[start of Given information]
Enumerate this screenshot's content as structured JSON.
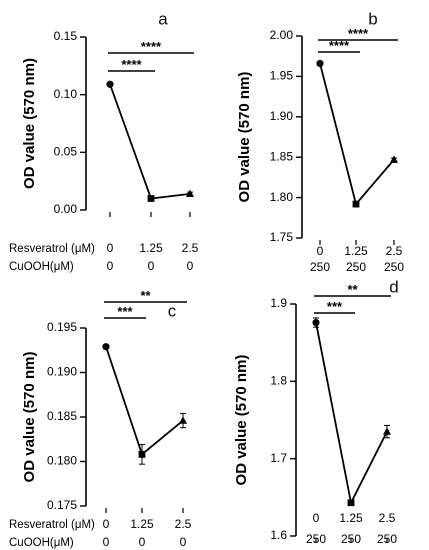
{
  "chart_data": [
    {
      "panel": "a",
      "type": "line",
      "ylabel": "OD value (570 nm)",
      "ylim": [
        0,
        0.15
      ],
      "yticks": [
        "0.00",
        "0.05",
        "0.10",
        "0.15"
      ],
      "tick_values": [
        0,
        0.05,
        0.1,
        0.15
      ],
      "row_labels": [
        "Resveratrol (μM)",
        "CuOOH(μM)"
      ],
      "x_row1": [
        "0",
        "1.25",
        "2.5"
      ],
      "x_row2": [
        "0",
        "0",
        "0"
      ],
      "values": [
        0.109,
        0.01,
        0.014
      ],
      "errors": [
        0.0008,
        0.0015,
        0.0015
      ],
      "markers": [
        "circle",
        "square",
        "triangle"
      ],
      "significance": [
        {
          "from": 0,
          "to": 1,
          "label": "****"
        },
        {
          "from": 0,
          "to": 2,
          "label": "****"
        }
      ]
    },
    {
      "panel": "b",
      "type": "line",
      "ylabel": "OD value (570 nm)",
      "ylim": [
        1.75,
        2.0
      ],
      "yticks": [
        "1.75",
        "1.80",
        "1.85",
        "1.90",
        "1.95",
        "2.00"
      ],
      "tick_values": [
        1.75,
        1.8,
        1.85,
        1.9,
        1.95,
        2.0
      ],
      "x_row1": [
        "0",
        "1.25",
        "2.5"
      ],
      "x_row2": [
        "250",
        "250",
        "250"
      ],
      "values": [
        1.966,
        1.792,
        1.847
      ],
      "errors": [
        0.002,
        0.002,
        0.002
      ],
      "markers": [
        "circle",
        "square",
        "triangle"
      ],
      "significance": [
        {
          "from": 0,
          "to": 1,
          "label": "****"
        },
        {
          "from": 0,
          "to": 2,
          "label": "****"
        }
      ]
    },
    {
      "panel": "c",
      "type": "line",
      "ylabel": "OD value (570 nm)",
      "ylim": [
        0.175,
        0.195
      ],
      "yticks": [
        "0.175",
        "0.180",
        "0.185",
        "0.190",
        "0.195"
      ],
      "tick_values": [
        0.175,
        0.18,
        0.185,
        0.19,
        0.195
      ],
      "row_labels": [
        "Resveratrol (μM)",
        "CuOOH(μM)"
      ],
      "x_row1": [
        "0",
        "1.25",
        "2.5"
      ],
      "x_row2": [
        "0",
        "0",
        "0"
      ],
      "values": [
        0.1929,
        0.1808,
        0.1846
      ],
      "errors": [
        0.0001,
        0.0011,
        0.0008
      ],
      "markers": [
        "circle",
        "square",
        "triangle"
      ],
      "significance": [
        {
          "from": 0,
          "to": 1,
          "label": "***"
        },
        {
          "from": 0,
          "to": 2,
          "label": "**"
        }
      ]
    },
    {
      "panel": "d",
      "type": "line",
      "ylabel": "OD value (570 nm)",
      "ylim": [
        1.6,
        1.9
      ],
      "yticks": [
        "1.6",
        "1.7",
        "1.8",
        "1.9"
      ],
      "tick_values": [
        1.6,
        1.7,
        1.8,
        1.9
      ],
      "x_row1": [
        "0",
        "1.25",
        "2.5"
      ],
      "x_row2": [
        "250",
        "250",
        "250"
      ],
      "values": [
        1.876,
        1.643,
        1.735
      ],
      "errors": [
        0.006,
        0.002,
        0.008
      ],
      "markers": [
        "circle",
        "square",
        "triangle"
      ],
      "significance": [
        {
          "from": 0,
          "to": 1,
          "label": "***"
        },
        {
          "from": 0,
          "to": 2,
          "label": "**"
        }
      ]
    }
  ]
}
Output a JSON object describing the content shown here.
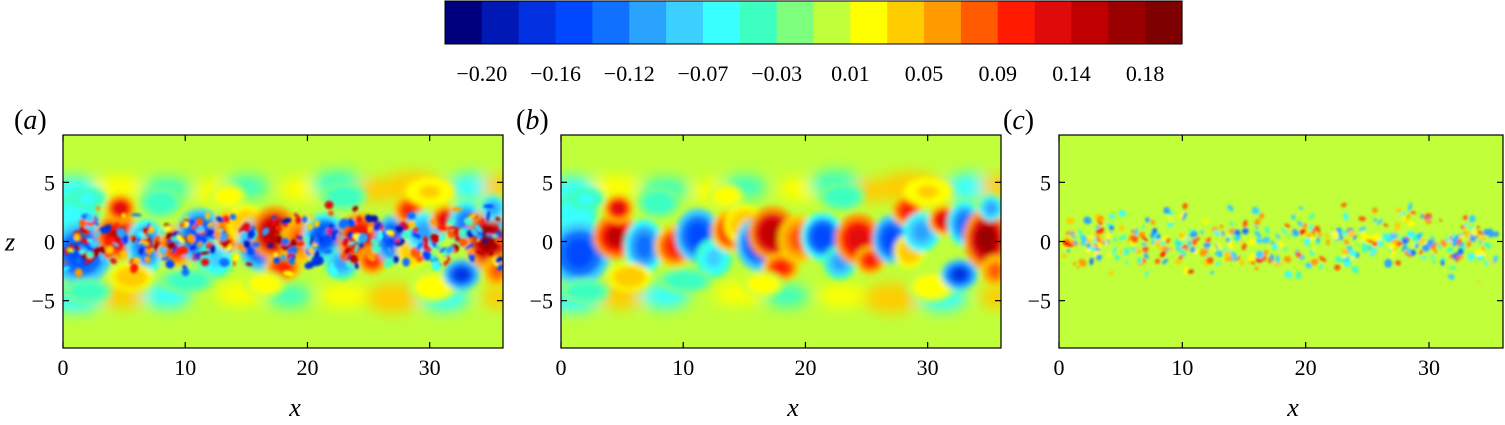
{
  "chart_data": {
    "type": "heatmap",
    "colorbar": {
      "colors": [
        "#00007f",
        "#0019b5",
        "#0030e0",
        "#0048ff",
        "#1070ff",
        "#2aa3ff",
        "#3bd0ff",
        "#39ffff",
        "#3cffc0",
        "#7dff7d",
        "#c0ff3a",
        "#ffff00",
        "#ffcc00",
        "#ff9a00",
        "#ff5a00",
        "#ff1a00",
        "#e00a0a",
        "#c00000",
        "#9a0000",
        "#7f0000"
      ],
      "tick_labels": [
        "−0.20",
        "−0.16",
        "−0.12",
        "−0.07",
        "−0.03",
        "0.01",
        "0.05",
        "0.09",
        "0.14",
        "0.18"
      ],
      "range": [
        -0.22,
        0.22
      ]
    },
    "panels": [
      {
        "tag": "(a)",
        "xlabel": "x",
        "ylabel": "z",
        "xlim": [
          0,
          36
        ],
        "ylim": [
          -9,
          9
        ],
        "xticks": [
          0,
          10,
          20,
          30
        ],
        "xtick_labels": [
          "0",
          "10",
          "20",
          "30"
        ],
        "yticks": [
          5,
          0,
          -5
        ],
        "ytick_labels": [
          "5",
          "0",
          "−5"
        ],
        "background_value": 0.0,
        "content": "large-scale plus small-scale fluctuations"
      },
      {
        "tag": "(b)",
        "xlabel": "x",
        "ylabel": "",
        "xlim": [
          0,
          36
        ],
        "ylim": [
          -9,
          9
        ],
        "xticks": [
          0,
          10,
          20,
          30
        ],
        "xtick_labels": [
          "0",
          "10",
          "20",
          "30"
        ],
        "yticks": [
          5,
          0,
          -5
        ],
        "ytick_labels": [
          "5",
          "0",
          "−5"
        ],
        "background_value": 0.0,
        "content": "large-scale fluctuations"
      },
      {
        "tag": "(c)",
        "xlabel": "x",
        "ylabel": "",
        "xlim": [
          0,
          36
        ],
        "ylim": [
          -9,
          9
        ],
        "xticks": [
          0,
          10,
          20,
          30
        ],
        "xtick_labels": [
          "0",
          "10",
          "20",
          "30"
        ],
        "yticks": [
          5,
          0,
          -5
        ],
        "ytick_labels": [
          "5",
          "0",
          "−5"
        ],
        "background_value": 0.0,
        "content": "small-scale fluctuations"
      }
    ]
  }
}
[end of Given information]
▸ **Description of the task**
Verbatim reproduction of every record is required; images are left out.

▸ **In response**
Enumerate this screenshot's content as structured JSON.
{
  "chart_data": [
    {
      "panel": "a",
      "type": "line",
      "ylabel": "OD value (570 nm)",
      "ylim": [
        0,
        0.15
      ],
      "yticks": [
        "0.00",
        "0.05",
        "0.10",
        "0.15"
      ],
      "tick_values": [
        0,
        0.05,
        0.1,
        0.15
      ],
      "row_labels": [
        "Resveratrol (μM)",
        "CuOOH(μM)"
      ],
      "x_row1": [
        "0",
        "1.25",
        "2.5"
      ],
      "x_row2": [
        "0",
        "0",
        "0"
      ],
      "values": [
        0.109,
        0.01,
        0.014
      ],
      "errors": [
        0.0008,
        0.0015,
        0.0015
      ],
      "markers": [
        "circle",
        "square",
        "triangle"
      ],
      "significance": [
        {
          "from": 0,
          "to": 1,
          "label": "****"
        },
        {
          "from": 0,
          "to": 2,
          "label": "****"
        }
      ]
    },
    {
      "panel": "b",
      "type": "line",
      "ylabel": "OD value (570 nm)",
      "ylim": [
        1.75,
        2.0
      ],
      "yticks": [
        "1.75",
        "1.80",
        "1.85",
        "1.90",
        "1.95",
        "2.00"
      ],
      "tick_values": [
        1.75,
        1.8,
        1.85,
        1.9,
        1.95,
        2.0
      ],
      "x_row1": [
        "0",
        "1.25",
        "2.5"
      ],
      "x_row2": [
        "250",
        "250",
        "250"
      ],
      "values": [
        1.966,
        1.792,
        1.847
      ],
      "errors": [
        0.002,
        0.002,
        0.002
      ],
      "markers": [
        "circle",
        "square",
        "triangle"
      ],
      "significance": [
        {
          "from": 0,
          "to": 1,
          "label": "****"
        },
        {
          "from": 0,
          "to": 2,
          "label": "****"
        }
      ]
    },
    {
      "panel": "c",
      "type": "line",
      "ylabel": "OD value (570 nm)",
      "ylim": [
        0.175,
        0.195
      ],
      "yticks": [
        "0.175",
        "0.180",
        "0.185",
        "0.190",
        "0.195"
      ],
      "tick_values": [
        0.175,
        0.18,
        0.185,
        0.19,
        0.195
      ],
      "row_labels": [
        "Resveratrol (μM)",
        "CuOOH(μM)"
      ],
      "x_row1": [
        "0",
        "1.25",
        "2.5"
      ],
      "x_row2": [
        "0",
        "0",
        "0"
      ],
      "values": [
        0.1929,
        0.1808,
        0.1846
      ],
      "errors": [
        0.0001,
        0.0011,
        0.0008
      ],
      "markers": [
        "circle",
        "square",
        "triangle"
      ],
      "significance": [
        {
          "from": 0,
          "to": 1,
          "label": "***"
        },
        {
          "from": 0,
          "to": 2,
          "label": "**"
        }
      ]
    },
    {
      "panel": "d",
      "type": "line",
      "ylabel": "OD value (570 nm)",
      "ylim": [
        1.6,
        1.9
      ],
      "yticks": [
        "1.6",
        "1.7",
        "1.8",
        "1.9"
      ],
      "tick_values": [
        1.6,
        1.7,
        1.8,
        1.9
      ],
      "x_row1": [
        "0",
        "1.25",
        "2.5"
      ],
      "x_row2": [
        "250",
        "250",
        "250"
      ],
      "values": [
        1.876,
        1.643,
        1.735
      ],
      "errors": [
        0.006,
        0.002,
        0.008
      ],
      "markers": [
        "circle",
        "square",
        "triangle"
      ],
      "significance": [
        {
          "from": 0,
          "to": 1,
          "label": "***"
        },
        {
          "from": 0,
          "to": 2,
          "label": "**"
        }
      ]
    }
  ]
}
Output a JSON object describing the content shown here.
{
  "chart_data": {
    "type": "heatmap",
    "colorbar": {
      "colors": [
        "#00007f",
        "#0019b5",
        "#0030e0",
        "#0048ff",
        "#1070ff",
        "#2aa3ff",
        "#3bd0ff",
        "#39ffff",
        "#3cffc0",
        "#7dff7d",
        "#c0ff3a",
        "#ffff00",
        "#ffcc00",
        "#ff9a00",
        "#ff5a00",
        "#ff1a00",
        "#e00a0a",
        "#c00000",
        "#9a0000",
        "#7f0000"
      ],
      "tick_labels": [
        "−0.20",
        "−0.16",
        "−0.12",
        "−0.07",
        "−0.03",
        "0.01",
        "0.05",
        "0.09",
        "0.14",
        "0.18"
      ],
      "range": [
        -0.22,
        0.22
      ]
    },
    "panels": [
      {
        "tag": "(a)",
        "xlabel": "x",
        "ylabel": "z",
        "xlim": [
          0,
          36
        ],
        "ylim": [
          -9,
          9
        ],
        "xticks": [
          0,
          10,
          20,
          30
        ],
        "xtick_labels": [
          "0",
          "10",
          "20",
          "30"
        ],
        "yticks": [
          5,
          0,
          -5
        ],
        "ytick_labels": [
          "5",
          "0",
          "−5"
        ],
        "background_value": 0.0,
        "content": "large-scale plus small-scale fluctuations"
      },
      {
        "tag": "(b)",
        "xlabel": "x",
        "ylabel": "",
        "xlim": [
          0,
          36
        ],
        "ylim": [
          -9,
          9
        ],
        "xticks": [
          0,
          10,
          20,
          30
        ],
        "xtick_labels": [
          "0",
          "10",
          "20",
          "30"
        ],
        "yticks": [
          5,
          0,
          -5
        ],
        "ytick_labels": [
          "5",
          "0",
          "−5"
        ],
        "background_value": 0.0,
        "content": "large-scale fluctuations"
      },
      {
        "tag": "(c)",
        "xlabel": "x",
        "ylabel": "",
        "xlim": [
          0,
          36
        ],
        "ylim": [
          -9,
          9
        ],
        "xticks": [
          0,
          10,
          20,
          30
        ],
        "xtick_labels": [
          "0",
          "10",
          "20",
          "30"
        ],
        "yticks": [
          5,
          0,
          -5
        ],
        "ytick_labels": [
          "5",
          "0",
          "−5"
        ],
        "background_value": 0.0,
        "content": "small-scale fluctuations"
      }
    ]
  }
}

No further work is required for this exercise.